__THE PROBLEM__
Check each line of the records below and collect those that include the word "книга".

__Dataset items__

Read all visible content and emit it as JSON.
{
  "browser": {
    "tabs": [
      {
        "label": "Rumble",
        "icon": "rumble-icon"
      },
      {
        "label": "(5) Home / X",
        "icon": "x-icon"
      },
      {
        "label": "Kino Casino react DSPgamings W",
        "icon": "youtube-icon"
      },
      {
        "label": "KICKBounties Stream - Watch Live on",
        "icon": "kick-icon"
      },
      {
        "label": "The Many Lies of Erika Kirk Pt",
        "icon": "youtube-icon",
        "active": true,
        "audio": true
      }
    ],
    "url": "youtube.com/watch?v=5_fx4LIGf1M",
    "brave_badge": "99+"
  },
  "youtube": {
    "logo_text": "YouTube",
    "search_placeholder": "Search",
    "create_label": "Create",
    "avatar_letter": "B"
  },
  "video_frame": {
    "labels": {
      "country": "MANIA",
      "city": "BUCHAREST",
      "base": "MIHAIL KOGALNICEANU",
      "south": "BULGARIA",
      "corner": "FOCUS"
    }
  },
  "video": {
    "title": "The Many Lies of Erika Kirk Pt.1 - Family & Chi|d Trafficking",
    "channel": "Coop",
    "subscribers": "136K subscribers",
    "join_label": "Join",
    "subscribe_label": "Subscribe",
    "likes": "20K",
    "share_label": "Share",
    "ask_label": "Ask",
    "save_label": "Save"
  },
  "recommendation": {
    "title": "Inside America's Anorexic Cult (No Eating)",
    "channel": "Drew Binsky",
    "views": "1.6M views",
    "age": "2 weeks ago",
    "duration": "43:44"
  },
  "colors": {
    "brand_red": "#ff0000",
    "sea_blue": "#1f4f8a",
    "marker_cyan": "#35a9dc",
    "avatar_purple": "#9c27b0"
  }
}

==

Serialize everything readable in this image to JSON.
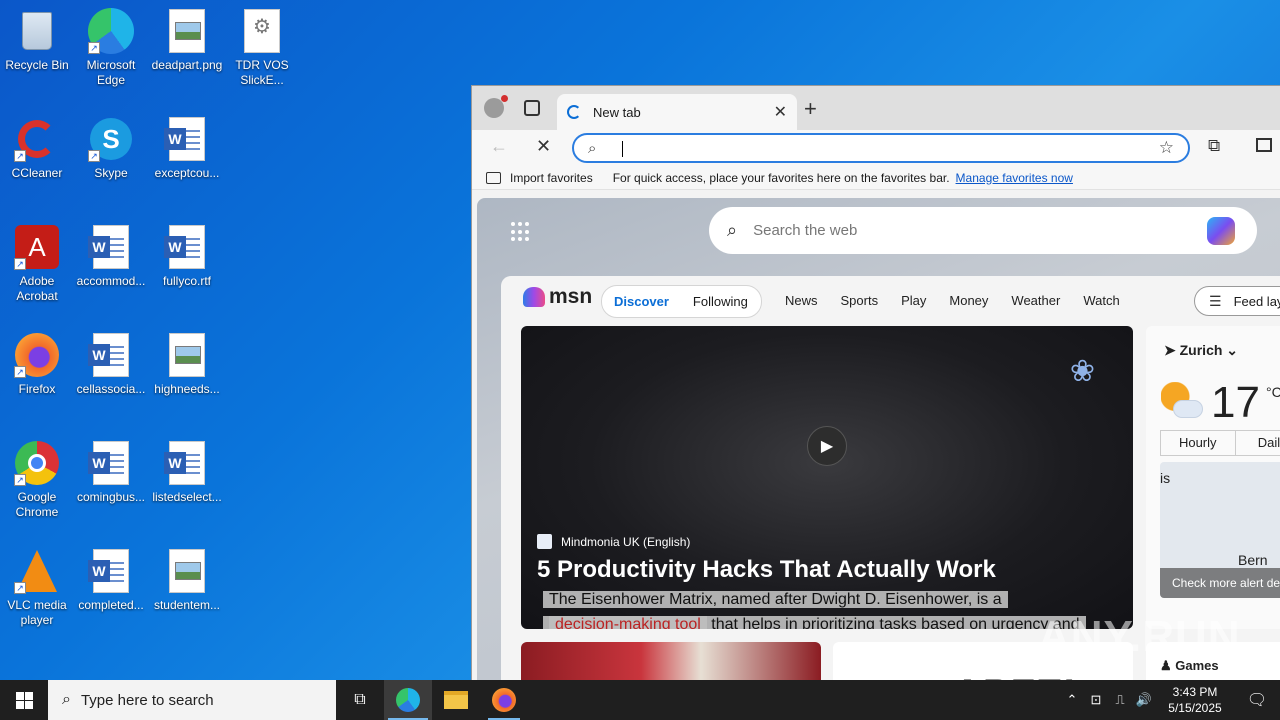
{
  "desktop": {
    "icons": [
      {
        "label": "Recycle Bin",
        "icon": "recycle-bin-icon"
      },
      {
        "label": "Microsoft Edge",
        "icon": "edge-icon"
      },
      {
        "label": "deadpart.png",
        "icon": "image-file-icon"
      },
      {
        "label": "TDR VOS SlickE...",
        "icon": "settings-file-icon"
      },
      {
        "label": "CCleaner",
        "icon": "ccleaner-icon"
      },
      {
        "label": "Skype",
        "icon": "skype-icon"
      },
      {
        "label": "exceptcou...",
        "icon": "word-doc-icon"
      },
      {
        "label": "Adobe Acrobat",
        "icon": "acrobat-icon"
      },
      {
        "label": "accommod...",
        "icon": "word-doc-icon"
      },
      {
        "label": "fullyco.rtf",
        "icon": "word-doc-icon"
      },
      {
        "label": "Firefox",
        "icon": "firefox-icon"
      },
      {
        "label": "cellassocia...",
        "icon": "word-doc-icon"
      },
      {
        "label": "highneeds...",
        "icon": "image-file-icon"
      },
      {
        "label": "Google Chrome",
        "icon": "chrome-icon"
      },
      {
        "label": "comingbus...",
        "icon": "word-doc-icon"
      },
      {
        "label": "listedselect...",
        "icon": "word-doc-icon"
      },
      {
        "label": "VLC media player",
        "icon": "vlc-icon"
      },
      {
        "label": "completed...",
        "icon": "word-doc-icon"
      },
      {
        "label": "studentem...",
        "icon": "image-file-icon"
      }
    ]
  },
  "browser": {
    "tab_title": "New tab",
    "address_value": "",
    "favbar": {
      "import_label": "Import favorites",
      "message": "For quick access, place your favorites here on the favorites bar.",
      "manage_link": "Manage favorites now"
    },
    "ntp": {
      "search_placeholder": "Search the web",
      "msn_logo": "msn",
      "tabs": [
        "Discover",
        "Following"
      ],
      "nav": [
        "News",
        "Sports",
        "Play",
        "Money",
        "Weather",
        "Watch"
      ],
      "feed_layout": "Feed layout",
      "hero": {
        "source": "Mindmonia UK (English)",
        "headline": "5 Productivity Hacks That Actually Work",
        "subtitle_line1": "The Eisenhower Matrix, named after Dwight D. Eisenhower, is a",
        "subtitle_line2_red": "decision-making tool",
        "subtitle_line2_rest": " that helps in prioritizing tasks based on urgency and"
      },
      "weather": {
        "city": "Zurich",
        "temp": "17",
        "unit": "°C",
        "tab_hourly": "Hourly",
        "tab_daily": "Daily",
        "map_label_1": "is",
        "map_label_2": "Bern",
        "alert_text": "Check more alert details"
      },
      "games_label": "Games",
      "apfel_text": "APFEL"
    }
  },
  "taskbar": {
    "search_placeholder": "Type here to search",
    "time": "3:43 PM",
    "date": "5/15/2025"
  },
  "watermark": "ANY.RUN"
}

---

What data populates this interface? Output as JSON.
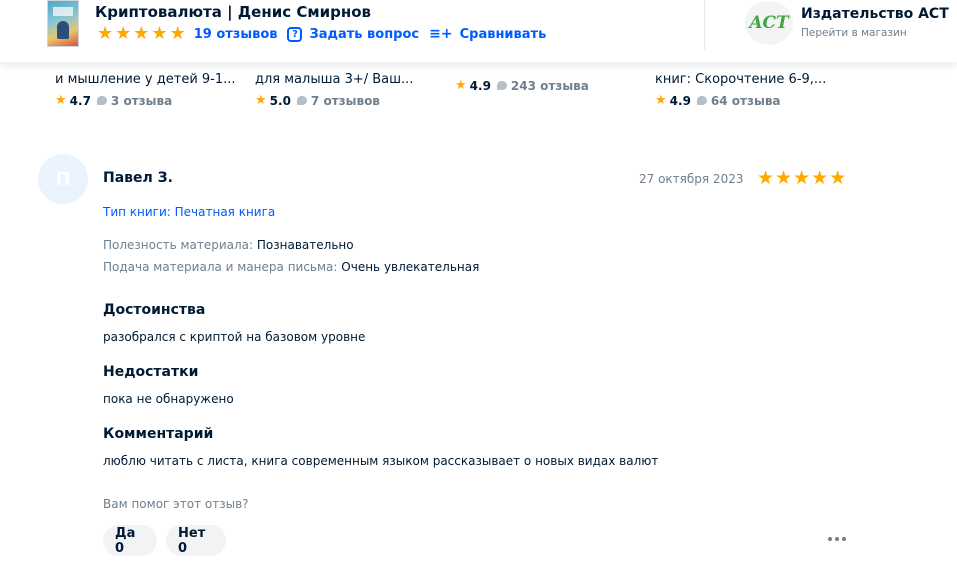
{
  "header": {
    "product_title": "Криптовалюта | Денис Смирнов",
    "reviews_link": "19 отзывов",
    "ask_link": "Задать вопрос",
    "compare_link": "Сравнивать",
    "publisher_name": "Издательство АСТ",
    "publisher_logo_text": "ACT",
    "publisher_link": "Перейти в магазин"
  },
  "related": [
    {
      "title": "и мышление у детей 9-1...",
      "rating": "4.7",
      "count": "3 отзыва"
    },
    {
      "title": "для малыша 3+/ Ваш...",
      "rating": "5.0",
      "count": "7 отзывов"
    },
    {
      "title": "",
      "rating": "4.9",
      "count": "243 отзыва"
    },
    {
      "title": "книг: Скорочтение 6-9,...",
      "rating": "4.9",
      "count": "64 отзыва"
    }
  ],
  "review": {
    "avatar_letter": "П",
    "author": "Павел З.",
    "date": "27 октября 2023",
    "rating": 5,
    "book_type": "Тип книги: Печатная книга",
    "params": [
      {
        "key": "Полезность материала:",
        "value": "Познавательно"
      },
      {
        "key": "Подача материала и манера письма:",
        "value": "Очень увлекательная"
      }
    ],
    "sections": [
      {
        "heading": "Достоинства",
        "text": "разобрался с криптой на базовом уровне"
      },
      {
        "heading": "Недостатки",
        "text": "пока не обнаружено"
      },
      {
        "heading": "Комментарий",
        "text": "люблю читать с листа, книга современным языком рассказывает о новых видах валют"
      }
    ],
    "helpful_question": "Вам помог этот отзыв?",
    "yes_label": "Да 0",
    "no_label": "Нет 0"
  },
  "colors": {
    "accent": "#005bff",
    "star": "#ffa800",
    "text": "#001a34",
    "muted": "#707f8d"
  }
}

__FULL SOLUTION__
    "book_type": "Тип книги: Печатная книга",
        "text": "люблю читать с листа, книга современным языком рассказывает о новых видах валют"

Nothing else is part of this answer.